Task to complete = Work out how many lines of the listing hold the string "Gradient". Answer with that number alone.

Exercise inputs =
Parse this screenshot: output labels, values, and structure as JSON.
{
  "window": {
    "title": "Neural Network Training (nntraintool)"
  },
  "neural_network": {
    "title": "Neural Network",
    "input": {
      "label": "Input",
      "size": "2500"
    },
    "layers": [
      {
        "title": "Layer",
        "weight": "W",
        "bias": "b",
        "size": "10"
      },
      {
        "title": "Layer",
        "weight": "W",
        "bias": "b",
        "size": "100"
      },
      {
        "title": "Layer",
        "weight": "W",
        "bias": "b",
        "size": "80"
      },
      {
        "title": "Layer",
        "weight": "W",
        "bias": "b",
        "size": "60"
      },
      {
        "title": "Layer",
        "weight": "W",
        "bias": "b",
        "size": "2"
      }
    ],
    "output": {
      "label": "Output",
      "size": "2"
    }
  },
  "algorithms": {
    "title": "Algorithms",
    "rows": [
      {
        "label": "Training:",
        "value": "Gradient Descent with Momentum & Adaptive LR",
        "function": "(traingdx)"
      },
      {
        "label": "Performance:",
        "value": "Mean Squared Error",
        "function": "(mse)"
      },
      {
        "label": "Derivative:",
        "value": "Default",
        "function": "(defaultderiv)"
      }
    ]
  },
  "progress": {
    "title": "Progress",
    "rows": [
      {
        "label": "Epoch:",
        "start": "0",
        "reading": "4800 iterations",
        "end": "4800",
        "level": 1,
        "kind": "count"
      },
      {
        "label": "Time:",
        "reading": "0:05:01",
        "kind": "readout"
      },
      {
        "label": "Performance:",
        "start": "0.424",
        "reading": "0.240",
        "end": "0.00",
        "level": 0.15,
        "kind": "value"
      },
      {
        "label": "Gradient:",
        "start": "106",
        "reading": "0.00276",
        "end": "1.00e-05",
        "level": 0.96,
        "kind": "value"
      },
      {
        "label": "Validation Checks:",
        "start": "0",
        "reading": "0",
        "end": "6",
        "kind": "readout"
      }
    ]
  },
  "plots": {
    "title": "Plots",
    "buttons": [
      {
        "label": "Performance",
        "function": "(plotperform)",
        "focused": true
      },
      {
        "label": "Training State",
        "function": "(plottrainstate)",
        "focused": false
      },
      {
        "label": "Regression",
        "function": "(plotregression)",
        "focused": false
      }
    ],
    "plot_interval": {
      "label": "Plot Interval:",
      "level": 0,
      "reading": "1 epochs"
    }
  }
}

Result = 2